Your goal — Extract and list every line that contains the word "this".

>> start Records for the exercise

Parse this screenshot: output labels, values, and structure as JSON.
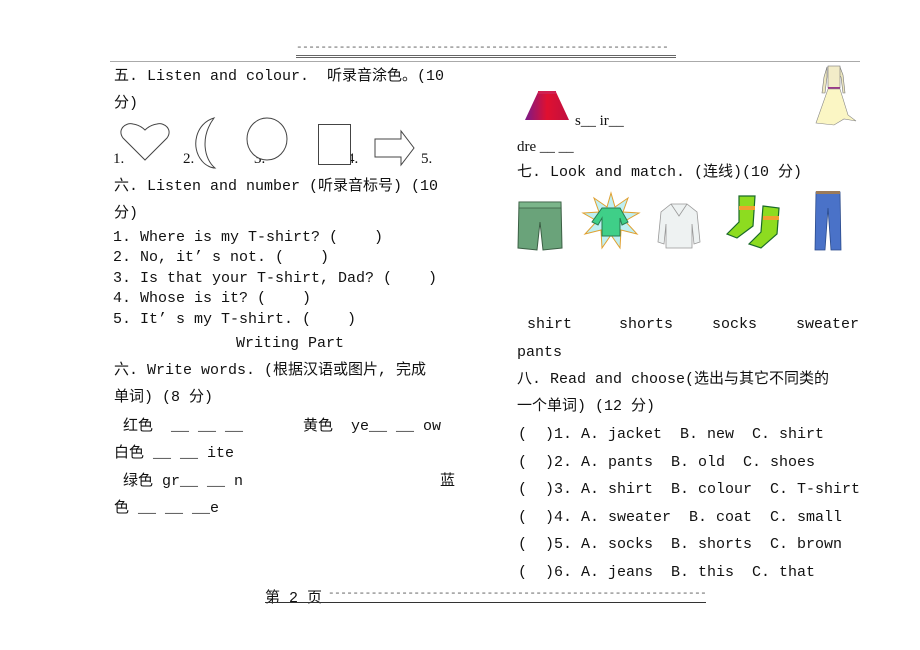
{
  "header": {
    "dash_line": "-------------------------------------------------------------"
  },
  "section5": {
    "title_line1": "五. Listen and colour.  听录音涂色。(10",
    "title_line2": "分)",
    "shape_labels": [
      "1.",
      "2.",
      "3.",
      "4.",
      "5."
    ],
    "shapes": [
      "heart-icon",
      "crescent-moon-icon",
      "circle-icon",
      "rectangle-icon",
      "arrow-right-icon"
    ]
  },
  "section6_listen": {
    "title_line1": "六. Listen and number (听录音标号) (10",
    "title_line2": "分)",
    "items": [
      "1. Where is my T-shirt? (    )",
      "2. No, it’ s not. (    )",
      "3. Is that your T-shirt, Dad? (    )",
      "4. Whose is it? (    )",
      "5. It’ s my T-shirt. (    )"
    ]
  },
  "writing_part": {
    "title": "Writing Part"
  },
  "section6_write": {
    "title_line1": "六. Write words. (根据汉语或图片, 完成",
    "title_line2": "单词) (8 分)",
    "red": " 红色  __ __ __",
    "yellow": "黄色  ye__ __ ow",
    "white": "白色 __ __ ite",
    "green": " 绿色 gr__ __ n",
    "blue_part1": "蓝",
    "blue_part2": "色 __ __ __e",
    "skirt": "s__ ir__",
    "dress": "dre __ __"
  },
  "section7": {
    "title": "七. Look and match. (连线)(10 分)",
    "pictures": [
      "shorts-picture",
      "shirt-picture",
      "sweater-picture",
      "socks-picture",
      "pants-picture"
    ],
    "words_row": [
      " shirt",
      "shorts",
      "socks",
      "sweater"
    ],
    "word_last": "pants"
  },
  "section8": {
    "title_line1": "八. Read and choose(选出与其它不同类的",
    "title_line2": "一个单词) (12 分)",
    "items": [
      "(  )1. A. jacket  B. new  C. shirt",
      "(  )2. A. pants  B. old  C. shoes",
      "(  )3. A. shirt  B. colour  C. T-shirt",
      "(  )4. A. sweater  B. coat  C. small",
      "(  )5. A. socks  B. shorts  C. brown",
      "(  )6. A. jeans  B. this  C. that"
    ]
  },
  "footer": {
    "page_label": "第 2 页",
    "dash_line": "--------------------------------------------------------------"
  }
}
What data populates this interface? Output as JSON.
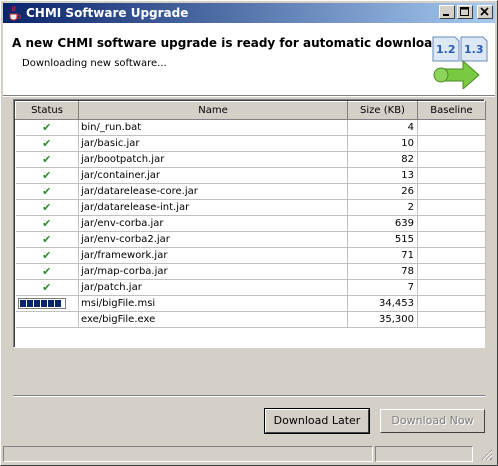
{
  "window": {
    "title": "CHMI Software Upgrade"
  },
  "header": {
    "headline": "A new CHMI software upgrade is ready for automatic download.",
    "status": "Downloading new software...",
    "version_from": "1.2",
    "version_to": "1.3"
  },
  "table": {
    "columns": [
      "Status",
      "Name",
      "Size (KB)",
      "Baseline"
    ],
    "rows": [
      {
        "status": "done",
        "name": "bin/_run.bat",
        "size": "4",
        "baseline": ""
      },
      {
        "status": "done",
        "name": "jar/basic.jar",
        "size": "10",
        "baseline": ""
      },
      {
        "status": "done",
        "name": "jar/bootpatch.jar",
        "size": "82",
        "baseline": ""
      },
      {
        "status": "done",
        "name": "jar/container.jar",
        "size": "13",
        "baseline": ""
      },
      {
        "status": "done",
        "name": "jar/datarelease-core.jar",
        "size": "26",
        "baseline": ""
      },
      {
        "status": "done",
        "name": "jar/datarelease-int.jar",
        "size": "2",
        "baseline": ""
      },
      {
        "status": "done",
        "name": "jar/env-corba.jar",
        "size": "639",
        "baseline": ""
      },
      {
        "status": "done",
        "name": "jar/env-corba2.jar",
        "size": "515",
        "baseline": ""
      },
      {
        "status": "done",
        "name": "jar/framework.jar",
        "size": "71",
        "baseline": ""
      },
      {
        "status": "done",
        "name": "jar/map-corba.jar",
        "size": "78",
        "baseline": ""
      },
      {
        "status": "done",
        "name": "jar/patch.jar",
        "size": "7",
        "baseline": ""
      },
      {
        "status": "downloading",
        "progress_segments": 6,
        "name": "msi/bigFile.msi",
        "size": "34,453",
        "baseline": ""
      },
      {
        "status": "pending",
        "name": "exe/bigFile.exe",
        "size": "35,300",
        "baseline": ""
      }
    ]
  },
  "buttons": {
    "download_later": "Download Later",
    "download_now": "Download Now"
  },
  "colors": {
    "check": "#2e8b2e",
    "progress": "#0a246a",
    "titlebar": "#0a246a"
  }
}
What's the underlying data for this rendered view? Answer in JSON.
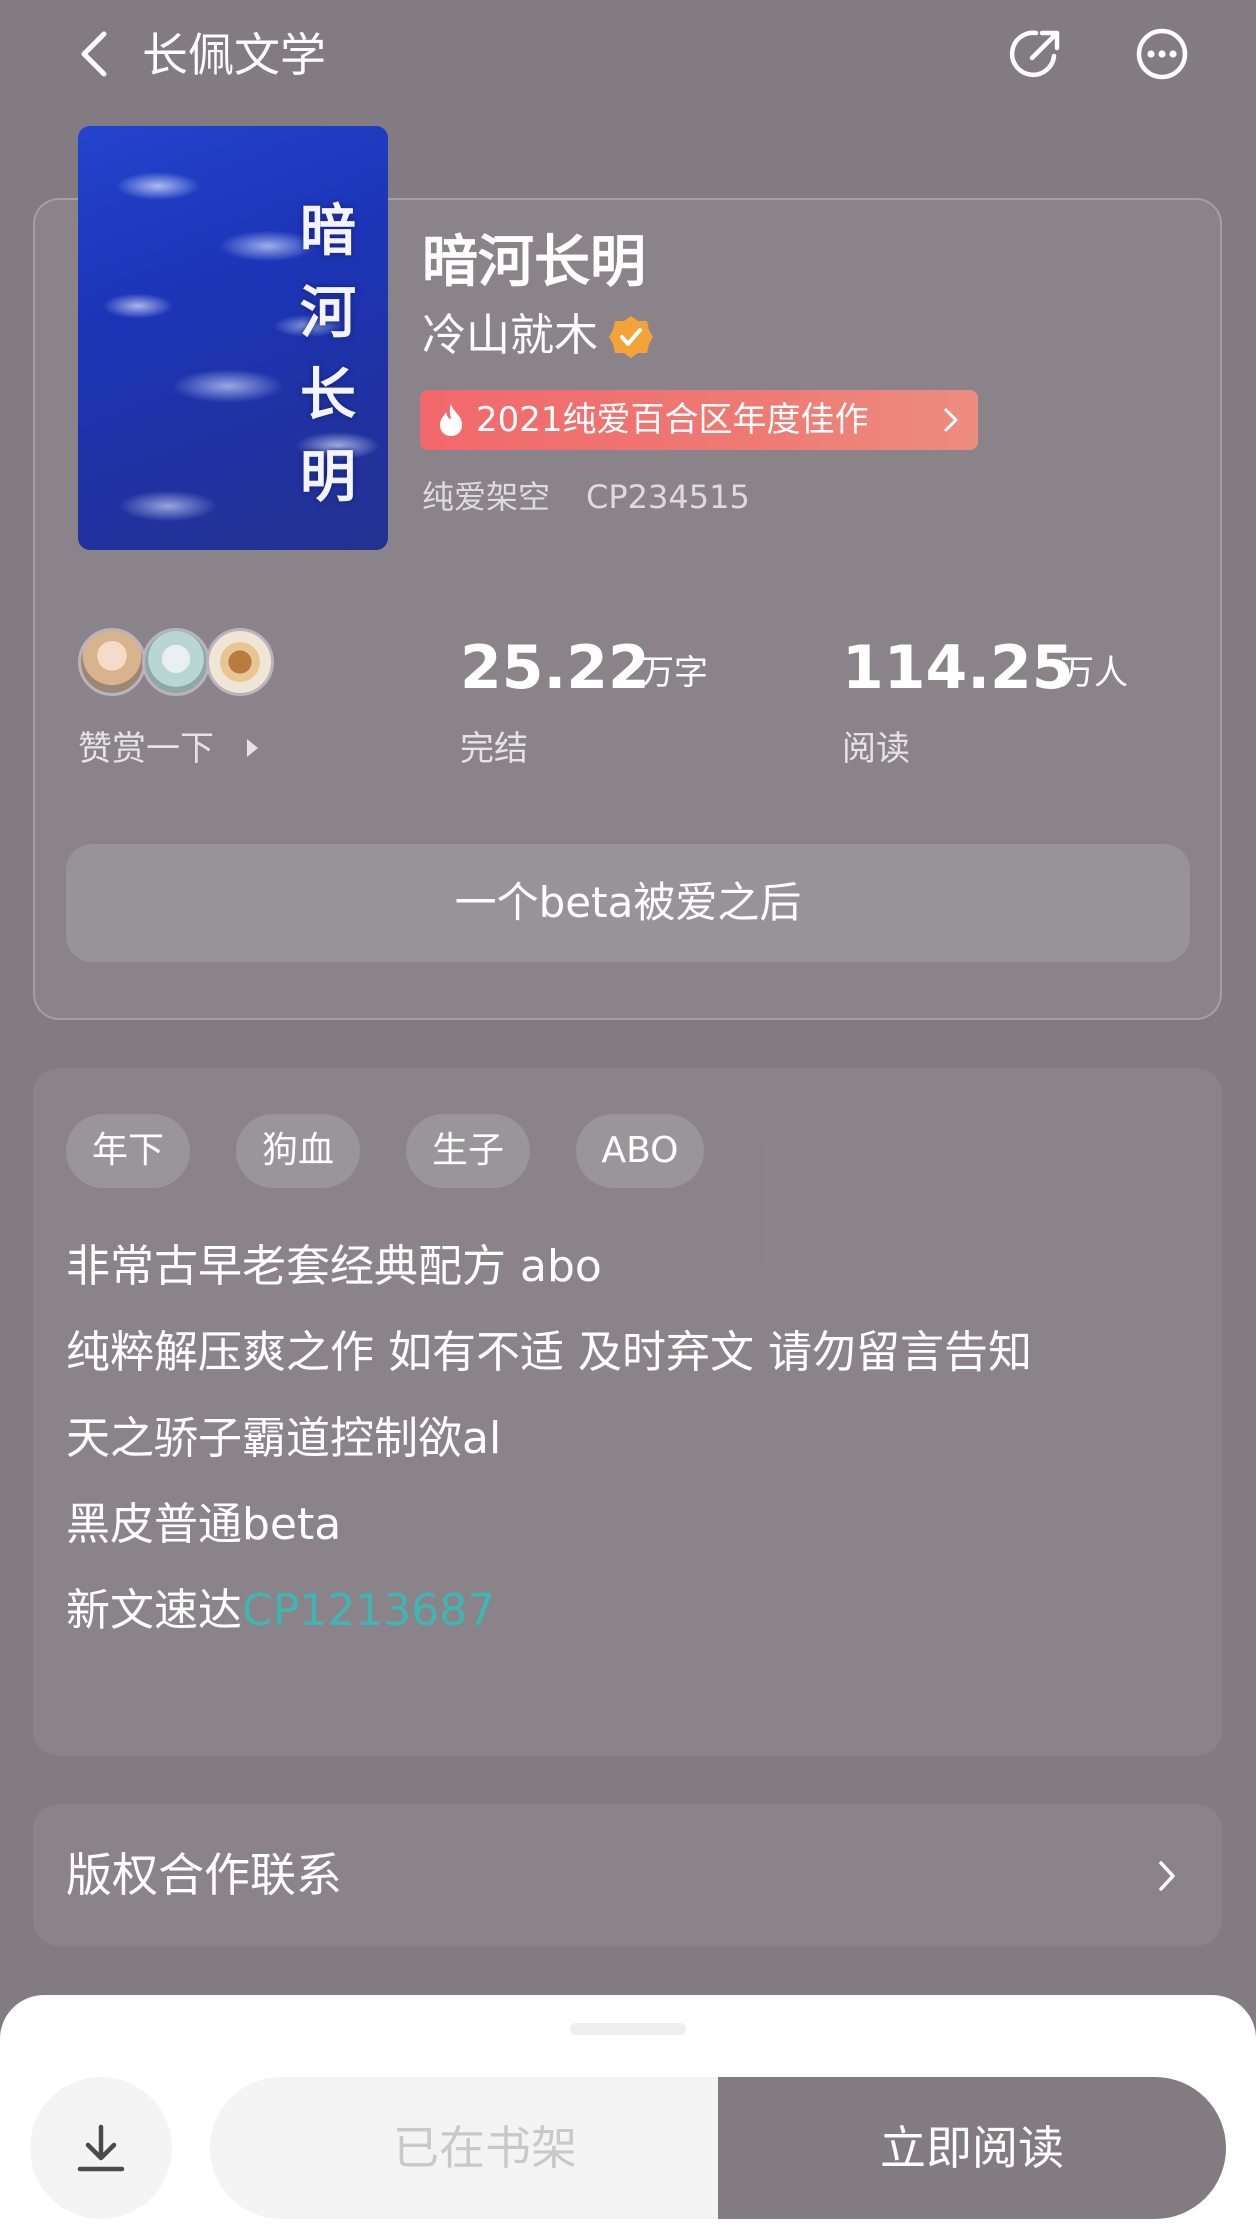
{
  "header": {
    "app_title": "长佩文学",
    "icons": [
      "back-icon",
      "share-icon",
      "more-icon"
    ]
  },
  "book": {
    "cover_title": "暗河长明",
    "title": "暗河长明",
    "author": "冷山就木",
    "award": "2021纯爱百合区年度佳作",
    "category": "纯爱架空",
    "cp_id": "CP234515",
    "tagline": "一个beta被爱之后"
  },
  "stats": {
    "reward_label": "赞赏一下",
    "words_value": "25.22",
    "words_unit": "万字",
    "words_label": "完结",
    "readers_value": "114.25",
    "readers_unit": "万人",
    "readers_label": "阅读"
  },
  "tags": [
    "年下",
    "狗血",
    "生子",
    "ABO"
  ],
  "description": {
    "line1": "非常古早老套经典配方 abo",
    "line2": "纯粹解压爽之作 如有不适 及时弃文 请勿留言告知",
    "line3": "天之骄子霸道控制欲al",
    "line4": "黑皮普通beta",
    "line5_prefix": "新文速达",
    "line5_link": "CP1213687"
  },
  "copyright": {
    "label": "版权合作联系"
  },
  "bottom_bar": {
    "shelf_label": "已在书架",
    "read_label": "立即阅读"
  },
  "colors": {
    "background": "#827b82",
    "award_badge": "#f2686c",
    "link": "#3fb6b2",
    "read_button": "#827b82"
  }
}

>> end Records for the exercise

Task response —
Parse this screenshot: output labels, values, and structure as JSON.
      "(  )6. A. jeans  B. this  C. that"
What data populates this interface? Output as JSON.
What's the underlying data for this rendered view? Answer in JSON.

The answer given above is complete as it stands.